[STATED GOAL] Set down all of the data exactly as it appears.

[Part of a data file]
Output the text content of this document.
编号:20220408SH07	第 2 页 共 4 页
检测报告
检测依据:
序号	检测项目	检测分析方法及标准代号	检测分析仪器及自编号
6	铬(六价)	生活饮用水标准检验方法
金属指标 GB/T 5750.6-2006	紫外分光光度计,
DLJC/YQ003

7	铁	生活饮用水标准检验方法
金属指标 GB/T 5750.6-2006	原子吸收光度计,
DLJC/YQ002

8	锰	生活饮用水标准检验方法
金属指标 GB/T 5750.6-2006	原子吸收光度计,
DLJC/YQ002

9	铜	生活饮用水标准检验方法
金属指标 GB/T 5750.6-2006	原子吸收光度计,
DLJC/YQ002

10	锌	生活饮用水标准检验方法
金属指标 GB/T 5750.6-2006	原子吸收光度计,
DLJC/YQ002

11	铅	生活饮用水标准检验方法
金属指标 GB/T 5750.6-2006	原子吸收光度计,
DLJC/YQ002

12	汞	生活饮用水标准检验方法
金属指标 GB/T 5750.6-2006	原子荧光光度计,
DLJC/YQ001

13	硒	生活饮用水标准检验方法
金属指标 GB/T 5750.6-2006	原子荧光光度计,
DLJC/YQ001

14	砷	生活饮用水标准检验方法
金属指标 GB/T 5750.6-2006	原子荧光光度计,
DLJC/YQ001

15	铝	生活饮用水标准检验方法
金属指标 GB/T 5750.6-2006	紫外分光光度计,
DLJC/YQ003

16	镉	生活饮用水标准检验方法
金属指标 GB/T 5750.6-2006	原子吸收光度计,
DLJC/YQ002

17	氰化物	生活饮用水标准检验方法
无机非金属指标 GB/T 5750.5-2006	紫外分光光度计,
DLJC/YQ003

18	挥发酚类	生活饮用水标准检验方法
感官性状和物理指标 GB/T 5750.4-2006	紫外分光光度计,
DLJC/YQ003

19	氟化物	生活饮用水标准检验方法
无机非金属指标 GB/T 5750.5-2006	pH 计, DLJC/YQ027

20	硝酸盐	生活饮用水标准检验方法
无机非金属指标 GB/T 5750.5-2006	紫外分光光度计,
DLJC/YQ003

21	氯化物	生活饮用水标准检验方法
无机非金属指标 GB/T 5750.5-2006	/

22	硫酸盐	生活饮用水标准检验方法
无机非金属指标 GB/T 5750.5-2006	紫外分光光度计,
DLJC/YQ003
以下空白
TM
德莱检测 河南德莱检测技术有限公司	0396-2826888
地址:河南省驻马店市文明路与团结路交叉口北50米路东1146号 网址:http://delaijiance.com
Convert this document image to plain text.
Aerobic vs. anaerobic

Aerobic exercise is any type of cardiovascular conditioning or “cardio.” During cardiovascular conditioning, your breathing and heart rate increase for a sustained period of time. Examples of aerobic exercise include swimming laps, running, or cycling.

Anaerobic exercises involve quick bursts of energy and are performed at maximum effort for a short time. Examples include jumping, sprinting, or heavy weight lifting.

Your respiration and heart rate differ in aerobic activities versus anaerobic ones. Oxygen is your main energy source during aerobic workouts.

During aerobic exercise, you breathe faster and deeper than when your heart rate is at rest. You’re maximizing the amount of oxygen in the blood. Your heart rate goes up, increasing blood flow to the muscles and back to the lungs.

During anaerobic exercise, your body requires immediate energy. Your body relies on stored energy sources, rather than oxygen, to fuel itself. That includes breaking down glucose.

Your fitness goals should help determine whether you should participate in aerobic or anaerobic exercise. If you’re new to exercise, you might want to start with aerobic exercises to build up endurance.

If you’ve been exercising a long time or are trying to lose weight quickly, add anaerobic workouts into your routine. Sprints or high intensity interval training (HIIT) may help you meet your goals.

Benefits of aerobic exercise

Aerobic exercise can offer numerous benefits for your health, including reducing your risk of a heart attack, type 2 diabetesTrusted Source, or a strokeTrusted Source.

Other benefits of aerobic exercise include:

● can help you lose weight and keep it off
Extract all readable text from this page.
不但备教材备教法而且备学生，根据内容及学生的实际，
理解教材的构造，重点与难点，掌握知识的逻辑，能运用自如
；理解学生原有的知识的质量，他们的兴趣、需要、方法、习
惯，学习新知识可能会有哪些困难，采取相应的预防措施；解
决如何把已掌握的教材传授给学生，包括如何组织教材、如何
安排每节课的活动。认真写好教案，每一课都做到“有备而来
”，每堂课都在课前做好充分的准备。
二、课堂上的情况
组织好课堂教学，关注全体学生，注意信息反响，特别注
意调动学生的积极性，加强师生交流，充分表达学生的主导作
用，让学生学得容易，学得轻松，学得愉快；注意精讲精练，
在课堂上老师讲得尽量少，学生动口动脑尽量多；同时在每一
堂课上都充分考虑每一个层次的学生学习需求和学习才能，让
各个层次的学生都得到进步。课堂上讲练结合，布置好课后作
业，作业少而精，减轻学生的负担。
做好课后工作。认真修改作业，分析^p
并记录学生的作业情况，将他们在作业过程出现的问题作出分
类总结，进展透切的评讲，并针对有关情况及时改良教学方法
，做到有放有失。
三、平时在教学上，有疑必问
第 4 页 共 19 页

[TASK RESULT]
Output the text content of this document.
编号:20220408SH07	第 2 页 共 4 页
检测报告
检测依据:
序号	检测项目	检测分析方法及标准代号	检测分析仪器及自编号
6	铬(六价)	生活饮用水标准检验方法
金属指标 GB/T 5750.6-2006	紫外分光光度计,
DLJC/YQ003

7	铁	生活饮用水标准检验方法
金属指标 GB/T 5750.6-2006	原子吸收光度计,
DLJC/YQ002

8	锰	生活饮用水标准检验方法
金属指标 GB/T 5750.6-2006	原子吸收光度计,
DLJC/YQ002

9	铜	生活饮用水标准检验方法
金属指标 GB/T 5750.6-2006	原子吸收光度计,
DLJC/YQ002

10	锌	生活饮用水标准检验方法
金属指标 GB/T 5750.6-2006	原子吸收光度计,
DLJC/YQ002

11	铅	生活饮用水标准检验方法
金属指标 GB/T 5750.6-2006	原子吸收光度计,
DLJC/YQ002

12	汞	生活饮用水标准检验方法
金属指标 GB/T 5750.6-2006	原子荧光光度计,
DLJC/YQ001

13	硒	生活饮用水标准检验方法
金属指标 GB/T 5750.6-2006	原子荧光光度计,
DLJC/YQ001

14	砷	生活饮用水标准检验方法
金属指标 GB/T 5750.6-2006	原子荧光光度计,
DLJC/YQ001

15	铝	生活饮用水标准检验方法
金属指标 GB/T 5750.6-2006	紫外分光光度计,
DLJC/YQ003

16	镉	生活饮用水标准检验方法
金属指标 GB/T 5750.6-2006	原子吸收光度计,
DLJC/YQ002

17	氰化物	生活饮用水标准检验方法
无机非金属指标 GB/T 5750.5-2006	紫外分光光度计,
DLJC/YQ003

18	挥发酚类	生活饮用水标准检验方法
感官性状和物理指标 GB/T 5750.4-2006	紫外分光光度计,
DLJC/YQ003

19	氟化物	生活饮用水标准检验方法
无机非金属指标 GB/T 5750.5-2006	pH 计, DLJC/YQ027

20	硝酸盐	生活饮用水标准检验方法
无机非金属指标 GB/T 5750.5-2006	紫外分光光度计,
DLJC/YQ003

21	氯化物	生活饮用水标准检验方法
无机非金属指标 GB/T 5750.5-2006	/

22	硫酸盐	生活饮用水标准检验方法
无机非金属指标 GB/T 5750.5-2006	紫外分光光度计,
DLJC/YQ003
以下空白
TM
德莱检测 河南德莱检测技术有限公司	0396-2826888
地址:河南省驻马店市文明路与团结路交叉口北50米路东1146号 网址:http://delaijiance.com
Convert this document image to plain text.
Aerobic vs. anaerobic

Aerobic exercise is any type of cardiovascular conditioning or “cardio.” During cardiovascular conditioning, your breathing and heart rate increase for a sustained period of time. Examples of aerobic exercise include swimming laps, running, or cycling.

Anaerobic exercises involve quick bursts of energy and are performed at maximum effort for a short time. Examples include jumping, sprinting, or heavy weight lifting.

Your respiration and heart rate differ in aerobic activities versus anaerobic ones. Oxygen is your main energy source during aerobic workouts.

During aerobic exercise, you breathe faster and deeper than when your heart rate is at rest. You’re maximizing the amount of oxygen in the blood. Your heart rate goes up, increasing blood flow to the muscles and back to the lungs.

During anaerobic exercise, your body requires immediate energy. Your body relies on stored energy sources, rather than oxygen, to fuel itself. That includes breaking down glucose.

Your fitness goals should help determine whether you should participate in aerobic or anaerobic exercise. If you’re new to exercise, you might want to start with aerobic exercises to build up endurance.

If you’ve been exercising a long time or are trying to lose weight quickly, add anaerobic workouts into your routine. Sprints or high intensity interval training (HIIT) may help you meet your goals.

Benefits of aerobic exercise

Aerobic exercise can offer numerous benefits for your health, including reducing your risk of a heart attack, type 2 diabetesTrusted Source, or a strokeTrusted Source.

Other benefits of aerobic exercise include:

● can help you lose weight and keep it off
Extract all readable text from this page.
不但备教材备教法而且备学生，根据内容及学生的实际，
理解教材的构造，重点与难点，掌握知识的逻辑，能运用自如
；理解学生原有的知识的质量，他们的兴趣、需要、方法、习
惯，学习新知识可能会有哪些困难，采取相应的预防措施；解
决如何把已掌握的教材传授给学生，包括如何组织教材、如何
安排每节课的活动。认真写好教案，每一课都做到“有备而来
”，每堂课都在课前做好充分的准备。
二、课堂上的情况
组织好课堂教学，关注全体学生，注意信息反响，特别注
意调动学生的积极性，加强师生交流，充分表达学生的主导作
用，让学生学得容易，学得轻松，学得愉快；注意精讲精练，
在课堂上老师讲得尽量少，学生动口动脑尽量多；同时在每一
堂课上都充分考虑每一个层次的学生学习需求和学习才能，让
各个层次的学生都得到进步。课堂上讲练结合，布置好课后作
业，作业少而精，减轻学生的负担。
做好课后工作。认真修改作业，分析^p
并记录学生的作业情况，将他们在作业过程出现的问题作出分
类总结，进展透切的评讲，并针对有关情况及时改良教学方法
，做到有放有失。
三、平时在教学上，有疑必问
第 4 页 共 19 页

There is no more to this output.